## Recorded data
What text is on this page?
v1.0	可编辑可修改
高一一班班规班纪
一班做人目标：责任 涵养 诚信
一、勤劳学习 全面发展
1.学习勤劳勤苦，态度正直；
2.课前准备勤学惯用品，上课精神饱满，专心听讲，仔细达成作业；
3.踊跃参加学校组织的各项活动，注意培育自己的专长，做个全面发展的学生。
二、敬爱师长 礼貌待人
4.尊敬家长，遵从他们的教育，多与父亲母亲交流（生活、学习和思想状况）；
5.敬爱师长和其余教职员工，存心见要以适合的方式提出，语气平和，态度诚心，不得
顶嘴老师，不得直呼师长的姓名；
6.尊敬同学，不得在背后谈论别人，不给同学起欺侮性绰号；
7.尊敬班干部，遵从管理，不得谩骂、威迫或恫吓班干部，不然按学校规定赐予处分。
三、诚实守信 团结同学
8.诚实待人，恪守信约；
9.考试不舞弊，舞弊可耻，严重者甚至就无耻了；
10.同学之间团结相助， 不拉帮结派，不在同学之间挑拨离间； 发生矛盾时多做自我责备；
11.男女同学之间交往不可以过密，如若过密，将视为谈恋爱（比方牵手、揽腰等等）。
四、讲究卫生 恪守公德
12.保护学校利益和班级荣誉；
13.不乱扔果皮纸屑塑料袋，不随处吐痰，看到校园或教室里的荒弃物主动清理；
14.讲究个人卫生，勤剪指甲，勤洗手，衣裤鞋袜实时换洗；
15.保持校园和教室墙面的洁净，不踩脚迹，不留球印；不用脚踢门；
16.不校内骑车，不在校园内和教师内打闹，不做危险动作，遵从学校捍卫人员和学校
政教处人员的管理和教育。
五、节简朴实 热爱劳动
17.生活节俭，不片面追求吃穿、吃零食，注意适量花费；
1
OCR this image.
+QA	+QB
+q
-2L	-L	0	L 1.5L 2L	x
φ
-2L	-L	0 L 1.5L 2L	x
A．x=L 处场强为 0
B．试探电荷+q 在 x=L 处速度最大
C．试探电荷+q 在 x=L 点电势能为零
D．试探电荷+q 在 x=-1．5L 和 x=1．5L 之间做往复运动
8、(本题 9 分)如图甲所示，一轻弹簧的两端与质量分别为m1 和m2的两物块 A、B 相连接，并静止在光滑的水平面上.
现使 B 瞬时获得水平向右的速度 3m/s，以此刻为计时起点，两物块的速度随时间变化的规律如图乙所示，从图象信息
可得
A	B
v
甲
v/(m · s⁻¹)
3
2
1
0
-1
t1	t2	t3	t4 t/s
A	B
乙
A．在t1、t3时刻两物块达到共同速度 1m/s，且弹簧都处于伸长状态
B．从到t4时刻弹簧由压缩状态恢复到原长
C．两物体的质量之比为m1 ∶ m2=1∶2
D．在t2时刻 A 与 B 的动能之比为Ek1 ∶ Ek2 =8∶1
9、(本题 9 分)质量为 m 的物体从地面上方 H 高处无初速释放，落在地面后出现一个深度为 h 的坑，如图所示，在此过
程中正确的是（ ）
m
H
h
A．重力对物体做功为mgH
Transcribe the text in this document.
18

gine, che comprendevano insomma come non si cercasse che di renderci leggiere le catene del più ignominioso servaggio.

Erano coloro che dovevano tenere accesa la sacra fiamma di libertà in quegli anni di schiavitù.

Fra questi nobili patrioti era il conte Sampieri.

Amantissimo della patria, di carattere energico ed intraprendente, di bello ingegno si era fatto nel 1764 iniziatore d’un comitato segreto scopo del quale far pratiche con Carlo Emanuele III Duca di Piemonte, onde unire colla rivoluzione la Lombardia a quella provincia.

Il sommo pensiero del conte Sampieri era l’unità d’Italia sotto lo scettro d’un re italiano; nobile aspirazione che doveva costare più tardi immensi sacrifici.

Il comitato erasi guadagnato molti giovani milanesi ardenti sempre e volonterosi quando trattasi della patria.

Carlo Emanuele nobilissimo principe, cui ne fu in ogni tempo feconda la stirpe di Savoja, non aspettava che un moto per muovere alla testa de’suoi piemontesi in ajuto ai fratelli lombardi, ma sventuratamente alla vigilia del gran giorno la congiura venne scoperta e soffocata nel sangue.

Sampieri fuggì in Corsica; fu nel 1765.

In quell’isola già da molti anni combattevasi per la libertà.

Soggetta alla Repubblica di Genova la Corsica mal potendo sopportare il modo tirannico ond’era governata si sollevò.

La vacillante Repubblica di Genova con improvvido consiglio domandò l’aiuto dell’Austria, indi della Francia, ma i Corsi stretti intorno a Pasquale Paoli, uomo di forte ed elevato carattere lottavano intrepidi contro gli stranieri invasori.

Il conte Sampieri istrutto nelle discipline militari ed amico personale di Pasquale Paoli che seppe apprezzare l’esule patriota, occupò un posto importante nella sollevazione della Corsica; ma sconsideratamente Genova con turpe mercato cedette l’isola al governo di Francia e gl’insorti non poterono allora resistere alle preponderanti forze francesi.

## What you have to do
Give every line of the material again, exactly as it reads.

## Written solution
What text is on this page?
v1.0	可编辑可修改
高一一班班规班纪
一班做人目标：责任 涵养 诚信
一、勤劳学习 全面发展
1.学习勤劳勤苦，态度正直；
2.课前准备勤学惯用品，上课精神饱满，专心听讲，仔细达成作业；
3.踊跃参加学校组织的各项活动，注意培育自己的专长，做个全面发展的学生。
二、敬爱师长 礼貌待人
4.尊敬家长，遵从他们的教育，多与父亲母亲交流（生活、学习和思想状况）；
5.敬爱师长和其余教职员工，存心见要以适合的方式提出，语气平和，态度诚心，不得
顶嘴老师，不得直呼师长的姓名；
6.尊敬同学，不得在背后谈论别人，不给同学起欺侮性绰号；
7.尊敬班干部，遵从管理，不得谩骂、威迫或恫吓班干部，不然按学校规定赐予处分。
三、诚实守信 团结同学
8.诚实待人，恪守信约；
9.考试不舞弊，舞弊可耻，严重者甚至就无耻了；
10.同学之间团结相助， 不拉帮结派，不在同学之间挑拨离间； 发生矛盾时多做自我责备；
11.男女同学之间交往不可以过密，如若过密，将视为谈恋爱（比方牵手、揽腰等等）。
四、讲究卫生 恪守公德
12.保护学校利益和班级荣誉；
13.不乱扔果皮纸屑塑料袋，不随处吐痰，看到校园或教室里的荒弃物主动清理；
14.讲究个人卫生，勤剪指甲，勤洗手，衣裤鞋袜实时换洗；
15.保持校园和教室墙面的洁净，不踩脚迹，不留球印；不用脚踢门；
16.不校内骑车，不在校园内和教师内打闹，不做危险动作，遵从学校捍卫人员和学校
政教处人员的管理和教育。
五、节简朴实 热爱劳动
17.生活节俭，不片面追求吃穿、吃零食，注意适量花费；
1
OCR this image.
+QA	+QB
+q
-2L	-L	0	L 1.5L 2L	x
φ
-2L	-L	0 L 1.5L 2L	x
A．x=L 处场强为 0
B．试探电荷+q 在 x=L 处速度最大
C．试探电荷+q 在 x=L 点电势能为零
D．试探电荷+q 在 x=-1．5L 和 x=1．5L 之间做往复运动
8、(本题 9 分)如图甲所示，一轻弹簧的两端与质量分别为m1 和m2的两物块 A、B 相连接，并静止在光滑的水平面上.
现使 B 瞬时获得水平向右的速度 3m/s，以此刻为计时起点，两物块的速度随时间变化的规律如图乙所示，从图象信息
可得
A	B
v
甲
v/(m · s⁻¹)
3
2
1
0
-1
t1	t2	t3	t4 t/s
A	B
乙
A．在t1、t3时刻两物块达到共同速度 1m/s，且弹簧都处于伸长状态
B．从到t4时刻弹簧由压缩状态恢复到原长
C．两物体的质量之比为m1 ∶ m2=1∶2
D．在t2时刻 A 与 B 的动能之比为Ek1 ∶ Ek2 =8∶1
9、(本题 9 分)质量为 m 的物体从地面上方 H 高处无初速释放，落在地面后出现一个深度为 h 的坑，如图所示，在此过
程中正确的是（ ）
m
H
h
A．重力对物体做功为mgH
Transcribe the text in this document.
18

gine, che comprendevano insomma come non si cercasse che di renderci leggiere le catene del più ignominioso servaggio.

Erano coloro che dovevano tenere accesa la sacra fiamma di libertà in quegli anni di schiavitù.

Fra questi nobili patrioti era il conte Sampieri.

Amantissimo della patria, di carattere energico ed intraprendente, di bello ingegno si era fatto nel 1764 iniziatore d’un comitato segreto scopo del quale far pratiche con Carlo Emanuele III Duca di Piemonte, onde unire colla rivoluzione la Lombardia a quella provincia.

Il sommo pensiero del conte Sampieri era l’unità d’Italia sotto lo scettro d’un re italiano; nobile aspirazione che doveva costare più tardi immensi sacrifici.

Il comitato erasi guadagnato molti giovani milanesi ardenti sempre e volonterosi quando trattasi della patria.

Carlo Emanuele nobilissimo principe, cui ne fu in ogni tempo feconda la stirpe di Savoja, non aspettava che un moto per muovere alla testa de’suoi piemontesi in ajuto ai fratelli lombardi, ma sventuratamente alla vigilia del gran giorno la congiura venne scoperta e soffocata nel sangue.

Sampieri fuggì in Corsica; fu nel 1765.

In quell’isola già da molti anni combattevasi per la libertà.

Soggetta alla Repubblica di Genova la Corsica mal potendo sopportare il modo tirannico ond’era governata si sollevò.

La vacillante Repubblica di Genova con improvvido consiglio domandò l’aiuto dell’Austria, indi della Francia, ma i Corsi stretti intorno a Pasquale Paoli, uomo di forte ed elevato carattere lottavano intrepidi contro gli stranieri invasori.

Il conte Sampieri istrutto nelle discipline militari ed amico personale di Pasquale Paoli che seppe apprezzare l’esule patriota, occupò un posto importante nella sollevazione della Corsica; ma sconsideratamente Genova con turpe mercato cedette l’isola al governo di Francia e gl’insorti non poterono allora resistere alle preponderanti forze francesi.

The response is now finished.